Stated exercise: Copy each line exactly. Drop every picture.

Provided data:

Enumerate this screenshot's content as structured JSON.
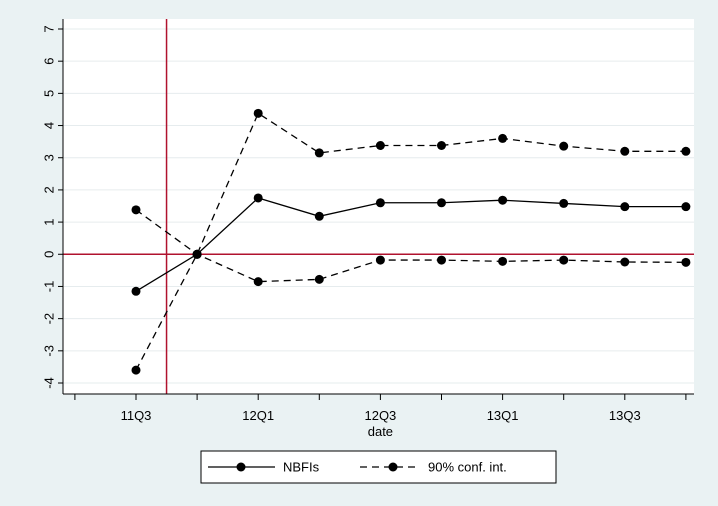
{
  "chart_data": {
    "type": "line",
    "xlabel": "date",
    "ylabel": "",
    "x_tick_labels": [
      "11Q3",
      "12Q1",
      "12Q3",
      "13Q1",
      "13Q3"
    ],
    "x": [
      "11Q3",
      "11Q4",
      "12Q1",
      "12Q2",
      "12Q3",
      "12Q4",
      "13Q1",
      "13Q2",
      "13Q3",
      "13Q4"
    ],
    "ylim": [
      -4,
      7
    ],
    "y_ticks": [
      -4,
      -3,
      -2,
      -1,
      0,
      1,
      2,
      3,
      4,
      5,
      6,
      7
    ],
    "grid": true,
    "vertical_reference_at": "between 11Q3 and 11Q4",
    "horizontal_reference_at": 0,
    "series": [
      {
        "name": "NBFIs",
        "style": "solid",
        "values": [
          -1.15,
          0.0,
          1.75,
          1.18,
          1.6,
          1.6,
          1.68,
          1.58,
          1.48,
          1.48
        ]
      },
      {
        "name": "90% conf. int.",
        "style": "dashed",
        "values": [
          -3.6,
          0.0,
          4.38,
          3.15,
          3.38,
          3.38,
          3.6,
          3.36,
          3.2,
          3.2
        ]
      },
      {
        "name": "",
        "style": "dashed",
        "values": [
          1.38,
          0.0,
          -0.85,
          -0.78,
          -0.18,
          -0.18,
          -0.22,
          -0.18,
          -0.24,
          -0.25
        ]
      }
    ],
    "legend": {
      "position": "bottom",
      "entries": [
        "NBFIs",
        "90% conf. int."
      ]
    },
    "colors": {
      "background": "#eaf2f3",
      "plot_area": "#ffffff",
      "reference_line": "#b0122e",
      "series": "#000000",
      "grid": "#e6ecee"
    }
  }
}
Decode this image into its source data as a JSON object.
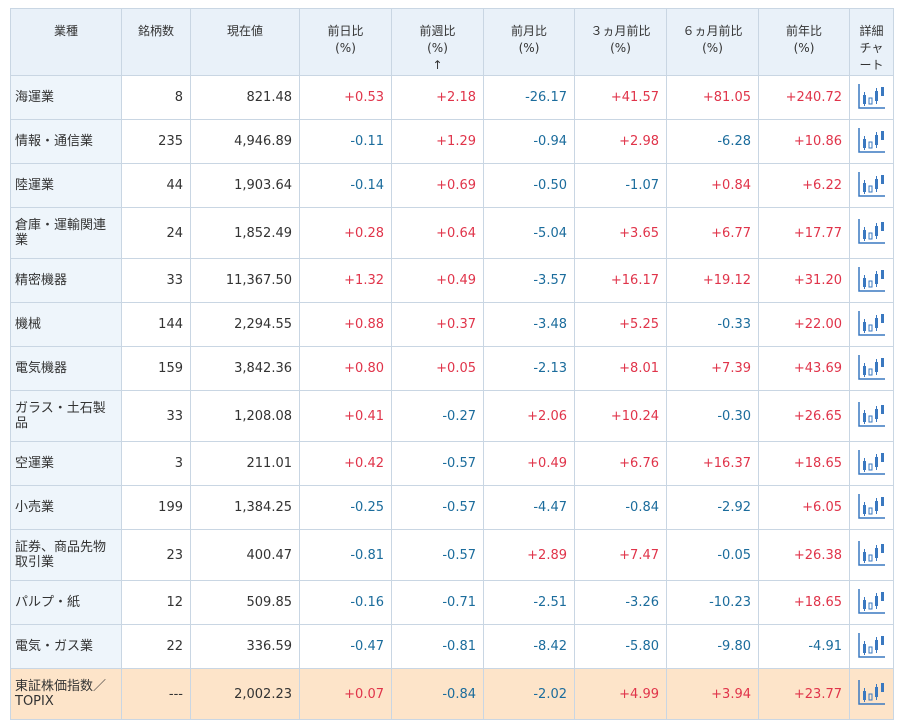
{
  "table": {
    "headers": [
      {
        "label": "業種"
      },
      {
        "label": "銘柄数"
      },
      {
        "label": "現在値"
      },
      {
        "label": "前日比",
        "unit": "(%)"
      },
      {
        "label": "前週比",
        "unit": "(%)"
      },
      {
        "label": "前月比",
        "unit": "(%)"
      },
      {
        "label": "３ヵ月前比",
        "unit": "(%)"
      },
      {
        "label": "６ヵ月前比",
        "unit": "(%)"
      },
      {
        "label": "前年比",
        "unit": "(%)"
      },
      {
        "label": "詳細チャート"
      }
    ],
    "rows": [
      [
        "海運業",
        "8",
        "821.48",
        "+0.53",
        "+2.18",
        "-26.17",
        "+41.57",
        "+81.05",
        "+240.72"
      ],
      [
        "情報・通信業",
        "235",
        "4,946.89",
        "-0.11",
        "+1.29",
        "-0.94",
        "+2.98",
        "-6.28",
        "+10.86"
      ],
      [
        "陸運業",
        "44",
        "1,903.64",
        "-0.14",
        "+0.69",
        "-0.50",
        "-1.07",
        "+0.84",
        "+6.22"
      ],
      [
        "倉庫・運輸関連業",
        "24",
        "1,852.49",
        "+0.28",
        "+0.64",
        "-5.04",
        "+3.65",
        "+6.77",
        "+17.77"
      ],
      [
        "精密機器",
        "33",
        "11,367.50",
        "+1.32",
        "+0.49",
        "-3.57",
        "+16.17",
        "+19.12",
        "+31.20"
      ],
      [
        "機械",
        "144",
        "2,294.55",
        "+0.88",
        "+0.37",
        "-3.48",
        "+5.25",
        "-0.33",
        "+22.00"
      ],
      [
        "電気機器",
        "159",
        "3,842.36",
        "+0.80",
        "+0.05",
        "-2.13",
        "+8.01",
        "+7.39",
        "+43.69"
      ],
      [
        "ガラス・土石製品",
        "33",
        "1,208.08",
        "+0.41",
        "-0.27",
        "+2.06",
        "+10.24",
        "-0.30",
        "+26.65"
      ],
      [
        "空運業",
        "3",
        "211.01",
        "+0.42",
        "-0.57",
        "+0.49",
        "+6.76",
        "+16.37",
        "+18.65"
      ],
      [
        "小売業",
        "199",
        "1,384.25",
        "-0.25",
        "-0.57",
        "-4.47",
        "-0.84",
        "-2.92",
        "+6.05"
      ],
      [
        "証券、商品先物取引業",
        "23",
        "400.47",
        "-0.81",
        "-0.57",
        "+2.89",
        "+7.47",
        "-0.05",
        "+26.38"
      ],
      [
        "パルプ・紙",
        "12",
        "509.85",
        "-0.16",
        "-0.71",
        "-2.51",
        "-3.26",
        "-10.23",
        "+18.65"
      ],
      [
        "電気・ガス業",
        "22",
        "336.59",
        "-0.47",
        "-0.81",
        "-8.42",
        "-5.80",
        "-9.80",
        "-4.91"
      ],
      [
        "東証株価指数／TOPIX",
        "---",
        "2,002.23",
        "+0.07",
        "-0.84",
        "-2.02",
        "+4.99",
        "+3.94",
        "+23.77"
      ]
    ]
  }
}
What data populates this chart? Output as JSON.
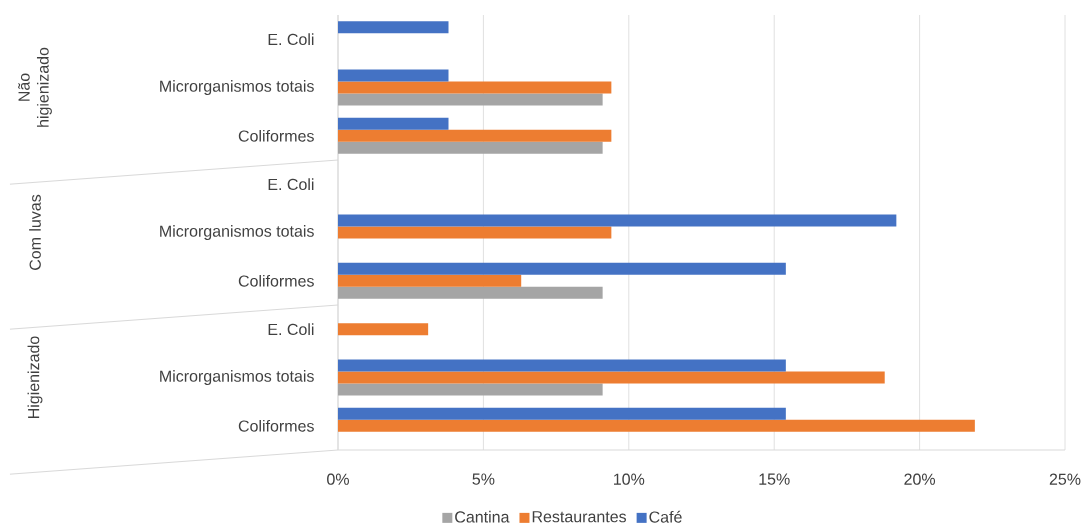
{
  "chart_data": {
    "type": "bar",
    "orientation": "horizontal",
    "categories": [
      "E. Coli",
      "Microrganismos totais",
      "Coliformes",
      "E. Coli",
      "Microrganismos totais",
      "Coliformes",
      "E. Coli",
      "Microrganismos totais",
      "Coliformes"
    ],
    "series": [
      {
        "name": "Cantina",
        "color": "#a5a5a5",
        "values": [
          null,
          9.1,
          9.1,
          null,
          null,
          9.1,
          null,
          9.1,
          null
        ]
      },
      {
        "name": "Restaurantes",
        "color": "#ed7d31",
        "values": [
          null,
          9.4,
          9.4,
          null,
          9.4,
          6.3,
          3.1,
          18.8,
          21.9
        ]
      },
      {
        "name": "Café",
        "color": "#4472c4",
        "values": [
          3.8,
          3.8,
          3.8,
          null,
          19.2,
          15.4,
          null,
          15.4,
          15.4
        ]
      }
    ],
    "xlim": [
      0,
      25
    ],
    "xticks": [
      {
        "value": 0,
        "label": "0%"
      },
      {
        "value": 5,
        "label": "5%"
      },
      {
        "value": 10,
        "label": "10%"
      },
      {
        "value": 15,
        "label": "15%"
      },
      {
        "value": 20,
        "label": "20%"
      },
      {
        "value": 25,
        "label": "25%"
      }
    ],
    "grid": "x",
    "legend": "bottom",
    "annotations": [
      "Não higienizado",
      "Com luvas",
      "Higienizado"
    ]
  }
}
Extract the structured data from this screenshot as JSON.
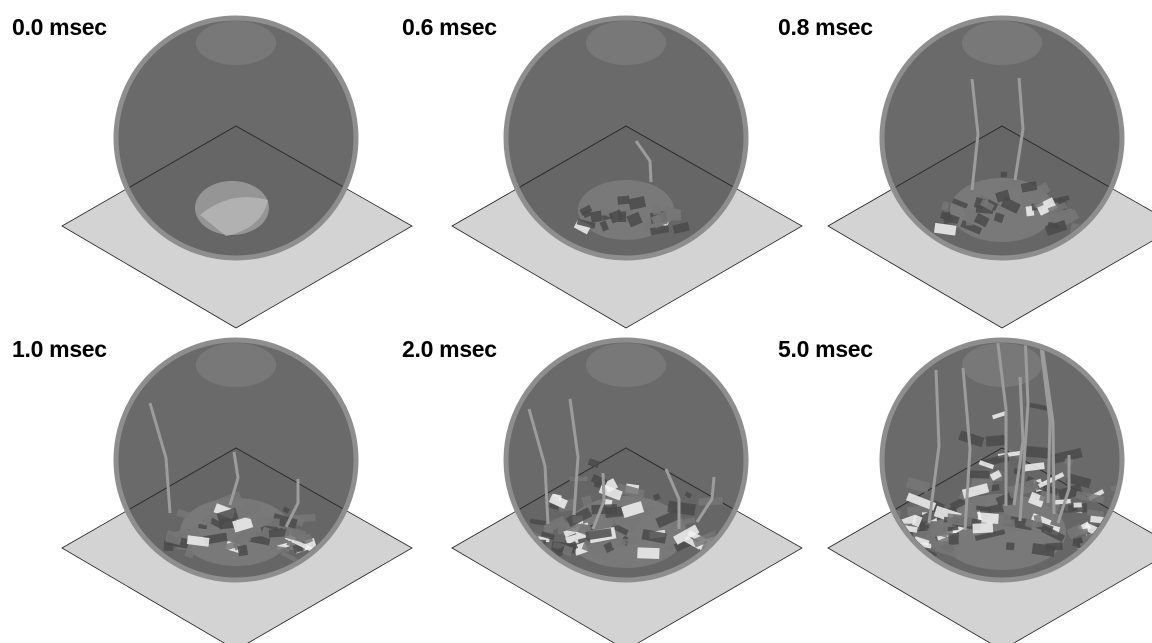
{
  "colors": {
    "background": "#ffffff",
    "plane_fill": "#d3d3d3",
    "plane_edge": "#222222",
    "sphere_fill": "#5a5a5a",
    "sphere_rim": "#8e8e8e",
    "fragment": "#777777",
    "fragment_light": "#f2f2f2",
    "contact_spot": "#9a9a9a",
    "label_text": "#000000"
  },
  "panels": [
    {
      "time": "0.0 msec",
      "stage": 0
    },
    {
      "time": "0.6 msec",
      "stage": 1
    },
    {
      "time": "0.8 msec",
      "stage": 2
    },
    {
      "time": "1.0 msec",
      "stage": 3
    },
    {
      "time": "2.0 msec",
      "stage": 4
    },
    {
      "time": "5.0 msec",
      "stage": 5
    }
  ]
}
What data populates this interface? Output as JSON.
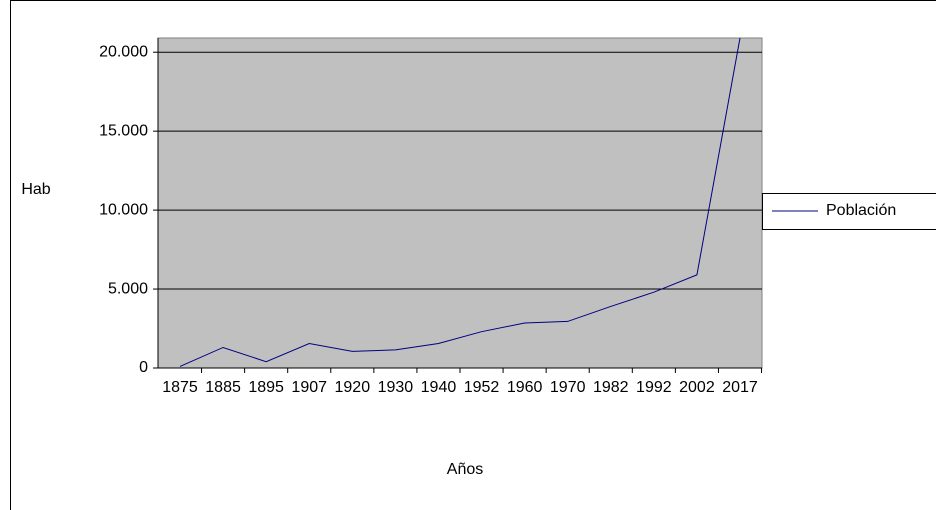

Final answer:
Enumerate this screenshot's content as structured JSON.
{
  "chart_data": {
    "type": "line",
    "xlabel": "date",
    "ylabel": "",
    "x_tick_labels": [
      "11Q3",
      "12Q1",
      "12Q3",
      "13Q1",
      "13Q3"
    ],
    "x": [
      "11Q3",
      "11Q4",
      "12Q1",
      "12Q2",
      "12Q3",
      "12Q4",
      "13Q1",
      "13Q2",
      "13Q3",
      "13Q4"
    ],
    "ylim": [
      -4,
      7
    ],
    "y_ticks": [
      -4,
      -3,
      -2,
      -1,
      0,
      1,
      2,
      3,
      4,
      5,
      6,
      7
    ],
    "grid": true,
    "vertical_reference_at": "between 11Q3 and 11Q4",
    "horizontal_reference_at": 0,
    "series": [
      {
        "name": "NBFIs",
        "style": "solid",
        "values": [
          -1.15,
          0.0,
          1.75,
          1.18,
          1.6,
          1.6,
          1.68,
          1.58,
          1.48,
          1.48
        ]
      },
      {
        "name": "90% conf. int.",
        "style": "dashed",
        "values": [
          -3.6,
          0.0,
          4.38,
          3.15,
          3.38,
          3.38,
          3.6,
          3.36,
          3.2,
          3.2
        ]
      },
      {
        "name": "",
        "style": "dashed",
        "values": [
          1.38,
          0.0,
          -0.85,
          -0.78,
          -0.18,
          -0.18,
          -0.22,
          -0.18,
          -0.24,
          -0.25
        ]
      }
    ],
    "legend": {
      "position": "bottom",
      "entries": [
        "NBFIs",
        "90% conf. int."
      ]
    },
    "colors": {
      "background": "#eaf2f3",
      "plot_area": "#ffffff",
      "reference_line": "#b0122e",
      "series": "#000000",
      "grid": "#e6ecee"
    }
  }
}
Decode this image into its source data as a JSON object.
{
  "table": {
    "headers": [
      {
        "label": "業種"
      },
      {
        "label": "銘柄数"
      },
      {
        "label": "現在値"
      },
      {
        "label": "前日比",
        "unit": "(%)"
      },
      {
        "label": "前週比",
        "unit": "(%)"
      },
      {
        "label": "前月比",
        "unit": "(%)"
      },
      {
        "label": "３ヵ月前比",
        "unit": "(%)"
      },
      {
        "label": "６ヵ月前比",
        "unit": "(%)"
      },
      {
        "label": "前年比",
        "unit": "(%)"
      },
      {
        "label": "詳細チャート"
      }
    ],
    "rows": [
      [
        "海運業",
        "8",
        "821.48",
        "+0.53",
        "+2.18",
        "-26.17",
        "+41.57",
        "+81.05",
        "+240.72"
      ],
      [
        "情報・通信業",
        "235",
        "4,946.89",
        "-0.11",
        "+1.29",
        "-0.94",
        "+2.98",
        "-6.28",
        "+10.86"
      ],
      [
        "陸運業",
        "44",
        "1,903.64",
        "-0.14",
        "+0.69",
        "-0.50",
        "-1.07",
        "+0.84",
        "+6.22"
      ],
      [
        "倉庫・運輸関連業",
        "24",
        "1,852.49",
        "+0.28",
        "+0.64",
        "-5.04",
        "+3.65",
        "+6.77",
        "+17.77"
      ],
      [
        "精密機器",
        "33",
        "11,367.50",
        "+1.32",
        "+0.49",
        "-3.57",
        "+16.17",
        "+19.12",
        "+31.20"
      ],
      [
        "機械",
        "144",
        "2,294.55",
        "+0.88",
        "+0.37",
        "-3.48",
        "+5.25",
        "-0.33",
        "+22.00"
      ],
      [
        "電気機器",
        "159",
        "3,842.36",
        "+0.80",
        "+0.05",
        "-2.13",
        "+8.01",
        "+7.39",
        "+43.69"
      ],
      [
        "ガラス・土石製品",
        "33",
        "1,208.08",
        "+0.41",
        "-0.27",
        "+2.06",
        "+10.24",
        "-0.30",
        "+26.65"
      ],
      [
        "空運業",
        "3",
        "211.01",
        "+0.42",
        "-0.57",
        "+0.49",
        "+6.76",
        "+16.37",
        "+18.65"
      ],
      [
        "小売業",
        "199",
        "1,384.25",
        "-0.25",
        "-0.57",
        "-4.47",
        "-0.84",
        "-2.92",
        "+6.05"
      ],
      [
        "証券、商品先物取引業",
        "23",
        "400.47",
        "-0.81",
        "-0.57",
        "+2.89",
        "+7.47",
        "-0.05",
        "+26.38"
      ],
      [
        "パルプ・紙",
        "12",
        "509.85",
        "-0.16",
        "-0.71",
        "-2.51",
        "-3.26",
        "-10.23",
        "+18.65"
      ],
      [
        "電気・ガス業",
        "22",
        "336.59",
        "-0.47",
        "-0.81",
        "-8.42",
        "-5.80",
        "-9.80",
        "-4.91"
      ],
      [
        "東証株価指数／TOPIX",
        "---",
        "2,002.23",
        "+0.07",
        "-0.84",
        "-2.02",
        "+4.99",
        "+3.94",
        "+23.77"
      ]
    ]
  }
}
What data populates this chart? Output as JSON.
{
  "chart_data": {
    "type": "bar",
    "orientation": "horizontal",
    "categories": [
      "E. Coli",
      "Microrganismos totais",
      "Coliformes",
      "E. Coli",
      "Microrganismos totais",
      "Coliformes",
      "E. Coli",
      "Microrganismos totais",
      "Coliformes"
    ],
    "series": [
      {
        "name": "Cantina",
        "color": "#a5a5a5",
        "values": [
          null,
          9.1,
          9.1,
          null,
          null,
          9.1,
          null,
          9.1,
          null
        ]
      },
      {
        "name": "Restaurantes",
        "color": "#ed7d31",
        "values": [
          null,
          9.4,
          9.4,
          null,
          9.4,
          6.3,
          3.1,
          18.8,
          21.9
        ]
      },
      {
        "name": "Café",
        "color": "#4472c4",
        "values": [
          3.8,
          3.8,
          3.8,
          null,
          19.2,
          15.4,
          null,
          15.4,
          15.4
        ]
      }
    ],
    "xlim": [
      0,
      25
    ],
    "xticks": [
      {
        "value": 0,
        "label": "0%"
      },
      {
        "value": 5,
        "label": "5%"
      },
      {
        "value": 10,
        "label": "10%"
      },
      {
        "value": 15,
        "label": "15%"
      },
      {
        "value": 20,
        "label": "20%"
      },
      {
        "value": 25,
        "label": "25%"
      }
    ],
    "grid": "x",
    "legend": "bottom",
    "annotations": [
      "Não higienizado",
      "Com luvas",
      "Higienizado"
    ]
  }
}
Extract the structured data from this screenshot as JSON.
{
  "colors": {
    "background": "#ffffff",
    "plane_fill": "#d3d3d3",
    "plane_edge": "#222222",
    "sphere_fill": "#5a5a5a",
    "sphere_rim": "#8e8e8e",
    "fragment": "#777777",
    "fragment_light": "#f2f2f2",
    "contact_spot": "#9a9a9a",
    "label_text": "#000000"
  },
  "panels": [
    {
      "time": "0.0 msec",
      "stage": 0
    },
    {
      "time": "0.6 msec",
      "stage": 1
    },
    {
      "time": "0.8 msec",
      "stage": 2
    },
    {
      "time": "1.0 msec",
      "stage": 3
    },
    {
      "time": "2.0 msec",
      "stage": 4
    },
    {
      "time": "5.0 msec",
      "stage": 5
    }
  ]
}
What data populates this interface? Output as JSON.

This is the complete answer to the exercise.